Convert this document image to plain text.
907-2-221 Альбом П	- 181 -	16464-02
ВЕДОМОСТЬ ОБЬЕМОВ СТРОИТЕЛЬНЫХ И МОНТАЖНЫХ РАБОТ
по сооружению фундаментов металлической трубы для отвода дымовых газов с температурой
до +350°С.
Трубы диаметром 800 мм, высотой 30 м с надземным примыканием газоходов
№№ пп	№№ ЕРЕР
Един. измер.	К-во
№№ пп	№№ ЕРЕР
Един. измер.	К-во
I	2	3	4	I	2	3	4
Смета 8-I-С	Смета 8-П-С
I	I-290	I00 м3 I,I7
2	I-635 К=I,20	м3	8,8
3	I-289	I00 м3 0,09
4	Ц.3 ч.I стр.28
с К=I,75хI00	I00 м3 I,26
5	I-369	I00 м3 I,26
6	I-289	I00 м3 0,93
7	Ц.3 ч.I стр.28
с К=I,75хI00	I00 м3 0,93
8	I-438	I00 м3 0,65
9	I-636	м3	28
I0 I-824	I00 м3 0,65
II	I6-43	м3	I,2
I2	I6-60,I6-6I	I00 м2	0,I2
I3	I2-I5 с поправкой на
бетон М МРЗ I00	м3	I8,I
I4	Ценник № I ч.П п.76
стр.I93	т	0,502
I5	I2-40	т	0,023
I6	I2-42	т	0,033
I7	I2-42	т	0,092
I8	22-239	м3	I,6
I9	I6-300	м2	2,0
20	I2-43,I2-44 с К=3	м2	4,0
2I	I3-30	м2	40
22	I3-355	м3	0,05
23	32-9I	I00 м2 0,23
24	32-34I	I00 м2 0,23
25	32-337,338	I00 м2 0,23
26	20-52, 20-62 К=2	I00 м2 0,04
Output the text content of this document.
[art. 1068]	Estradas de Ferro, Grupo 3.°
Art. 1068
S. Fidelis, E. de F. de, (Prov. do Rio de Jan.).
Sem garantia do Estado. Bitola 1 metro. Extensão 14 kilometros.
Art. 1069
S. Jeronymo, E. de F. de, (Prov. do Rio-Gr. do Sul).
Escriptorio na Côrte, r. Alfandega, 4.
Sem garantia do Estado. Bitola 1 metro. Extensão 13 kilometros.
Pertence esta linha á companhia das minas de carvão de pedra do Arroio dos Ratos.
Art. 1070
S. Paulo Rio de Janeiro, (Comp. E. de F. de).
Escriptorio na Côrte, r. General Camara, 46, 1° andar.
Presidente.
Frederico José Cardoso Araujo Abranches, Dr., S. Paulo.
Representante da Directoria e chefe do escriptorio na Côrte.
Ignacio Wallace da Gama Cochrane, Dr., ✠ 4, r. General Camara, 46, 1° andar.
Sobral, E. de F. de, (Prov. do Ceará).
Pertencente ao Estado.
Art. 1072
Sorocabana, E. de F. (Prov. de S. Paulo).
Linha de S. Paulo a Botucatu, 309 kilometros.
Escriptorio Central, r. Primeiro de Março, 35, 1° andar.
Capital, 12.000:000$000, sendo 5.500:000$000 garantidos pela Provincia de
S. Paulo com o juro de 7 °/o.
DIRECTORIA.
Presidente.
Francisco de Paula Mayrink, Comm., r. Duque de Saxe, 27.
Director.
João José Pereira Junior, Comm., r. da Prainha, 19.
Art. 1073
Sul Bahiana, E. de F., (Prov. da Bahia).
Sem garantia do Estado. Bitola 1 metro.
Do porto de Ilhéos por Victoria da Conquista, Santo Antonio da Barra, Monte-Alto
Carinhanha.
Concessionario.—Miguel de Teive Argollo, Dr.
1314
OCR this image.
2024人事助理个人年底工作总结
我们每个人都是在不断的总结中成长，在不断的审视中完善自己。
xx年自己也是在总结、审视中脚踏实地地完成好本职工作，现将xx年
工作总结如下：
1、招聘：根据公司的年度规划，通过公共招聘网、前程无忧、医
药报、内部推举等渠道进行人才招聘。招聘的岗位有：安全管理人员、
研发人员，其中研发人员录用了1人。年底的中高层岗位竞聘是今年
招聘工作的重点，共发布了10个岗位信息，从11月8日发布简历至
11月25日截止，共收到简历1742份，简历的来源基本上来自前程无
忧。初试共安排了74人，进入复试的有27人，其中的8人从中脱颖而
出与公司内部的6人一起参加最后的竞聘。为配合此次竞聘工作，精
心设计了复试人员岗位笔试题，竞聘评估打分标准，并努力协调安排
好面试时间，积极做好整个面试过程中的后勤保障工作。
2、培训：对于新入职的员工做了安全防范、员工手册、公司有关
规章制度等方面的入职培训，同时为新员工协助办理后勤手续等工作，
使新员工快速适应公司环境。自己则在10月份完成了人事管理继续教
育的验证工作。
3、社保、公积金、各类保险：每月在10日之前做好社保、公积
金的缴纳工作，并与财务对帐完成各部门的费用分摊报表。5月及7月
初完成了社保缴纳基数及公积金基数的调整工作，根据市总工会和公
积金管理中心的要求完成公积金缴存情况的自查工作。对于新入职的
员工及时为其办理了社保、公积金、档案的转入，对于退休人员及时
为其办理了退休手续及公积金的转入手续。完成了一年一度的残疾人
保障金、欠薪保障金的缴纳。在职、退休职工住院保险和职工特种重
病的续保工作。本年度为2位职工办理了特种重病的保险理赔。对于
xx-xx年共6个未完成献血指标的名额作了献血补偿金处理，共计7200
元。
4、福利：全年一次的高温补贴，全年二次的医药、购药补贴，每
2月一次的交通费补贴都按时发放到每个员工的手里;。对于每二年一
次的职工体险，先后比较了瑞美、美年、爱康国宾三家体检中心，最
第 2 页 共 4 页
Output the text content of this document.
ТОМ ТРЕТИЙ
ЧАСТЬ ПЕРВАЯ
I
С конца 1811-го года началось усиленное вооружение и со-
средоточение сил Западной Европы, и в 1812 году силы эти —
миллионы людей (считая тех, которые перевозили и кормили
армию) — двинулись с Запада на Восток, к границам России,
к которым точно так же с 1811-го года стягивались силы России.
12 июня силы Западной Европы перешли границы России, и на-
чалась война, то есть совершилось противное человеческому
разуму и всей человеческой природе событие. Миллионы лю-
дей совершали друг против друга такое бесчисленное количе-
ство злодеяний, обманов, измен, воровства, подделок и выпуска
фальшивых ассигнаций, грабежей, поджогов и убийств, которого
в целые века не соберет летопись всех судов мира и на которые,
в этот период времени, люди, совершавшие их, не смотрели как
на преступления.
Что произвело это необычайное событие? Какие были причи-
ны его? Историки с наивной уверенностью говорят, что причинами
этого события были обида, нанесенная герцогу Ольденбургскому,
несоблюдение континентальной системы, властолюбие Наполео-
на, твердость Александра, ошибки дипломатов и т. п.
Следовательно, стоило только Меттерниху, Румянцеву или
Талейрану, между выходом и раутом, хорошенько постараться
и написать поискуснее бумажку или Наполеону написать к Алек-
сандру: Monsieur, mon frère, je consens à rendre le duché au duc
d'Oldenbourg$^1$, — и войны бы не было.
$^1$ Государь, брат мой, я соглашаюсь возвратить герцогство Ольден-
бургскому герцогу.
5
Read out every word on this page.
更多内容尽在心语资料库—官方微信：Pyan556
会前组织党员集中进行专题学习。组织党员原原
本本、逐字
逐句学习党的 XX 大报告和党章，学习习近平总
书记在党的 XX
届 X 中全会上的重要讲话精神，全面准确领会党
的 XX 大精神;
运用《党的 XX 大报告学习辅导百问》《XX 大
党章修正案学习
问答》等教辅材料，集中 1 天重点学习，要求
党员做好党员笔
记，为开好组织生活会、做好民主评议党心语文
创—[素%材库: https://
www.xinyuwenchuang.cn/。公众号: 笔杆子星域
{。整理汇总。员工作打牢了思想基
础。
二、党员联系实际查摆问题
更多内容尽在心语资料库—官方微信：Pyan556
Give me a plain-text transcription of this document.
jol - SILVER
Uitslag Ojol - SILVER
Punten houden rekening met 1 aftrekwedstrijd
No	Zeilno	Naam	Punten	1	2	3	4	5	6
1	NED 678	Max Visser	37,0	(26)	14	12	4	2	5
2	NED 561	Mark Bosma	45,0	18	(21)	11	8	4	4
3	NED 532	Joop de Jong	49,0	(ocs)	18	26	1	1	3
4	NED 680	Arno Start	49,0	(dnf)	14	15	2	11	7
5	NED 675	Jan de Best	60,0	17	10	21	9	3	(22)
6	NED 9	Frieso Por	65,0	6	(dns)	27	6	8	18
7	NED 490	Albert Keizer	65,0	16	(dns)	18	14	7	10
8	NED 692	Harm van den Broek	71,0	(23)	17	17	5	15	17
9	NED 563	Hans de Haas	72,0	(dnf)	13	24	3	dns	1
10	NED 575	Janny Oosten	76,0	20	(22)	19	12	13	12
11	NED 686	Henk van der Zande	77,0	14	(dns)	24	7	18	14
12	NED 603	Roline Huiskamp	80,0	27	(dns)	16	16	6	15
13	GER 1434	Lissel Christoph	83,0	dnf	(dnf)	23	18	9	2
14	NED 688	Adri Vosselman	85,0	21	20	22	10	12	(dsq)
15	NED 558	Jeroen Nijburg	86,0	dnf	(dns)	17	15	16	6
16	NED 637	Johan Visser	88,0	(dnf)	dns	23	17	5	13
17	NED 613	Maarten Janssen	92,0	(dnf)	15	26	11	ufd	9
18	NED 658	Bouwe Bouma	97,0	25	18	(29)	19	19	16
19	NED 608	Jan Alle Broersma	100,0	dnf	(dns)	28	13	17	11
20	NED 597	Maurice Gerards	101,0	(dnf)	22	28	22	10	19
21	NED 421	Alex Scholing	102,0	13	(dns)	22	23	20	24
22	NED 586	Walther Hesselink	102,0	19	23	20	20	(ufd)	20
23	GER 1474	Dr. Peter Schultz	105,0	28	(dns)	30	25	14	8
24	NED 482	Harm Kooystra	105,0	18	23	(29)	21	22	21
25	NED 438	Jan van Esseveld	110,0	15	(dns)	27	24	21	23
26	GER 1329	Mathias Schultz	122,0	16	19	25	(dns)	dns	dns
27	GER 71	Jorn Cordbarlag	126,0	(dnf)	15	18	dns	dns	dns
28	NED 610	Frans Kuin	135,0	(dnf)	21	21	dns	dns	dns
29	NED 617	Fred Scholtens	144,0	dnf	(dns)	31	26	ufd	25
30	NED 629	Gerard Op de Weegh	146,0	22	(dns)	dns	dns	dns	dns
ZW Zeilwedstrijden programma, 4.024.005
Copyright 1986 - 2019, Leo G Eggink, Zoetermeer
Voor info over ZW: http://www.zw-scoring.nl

● ● ●

Using the records above, find and show each line with the string "garantia".

▶ **Response below**:
Sem garantia do Estado. Bitola 1 metro. Extensão 14 kilometros.
Sem garantia do Estado. Bitola 1 metro. Extensão 13 kilometros.
Sem garantia do Estado. Bitola 1 metro.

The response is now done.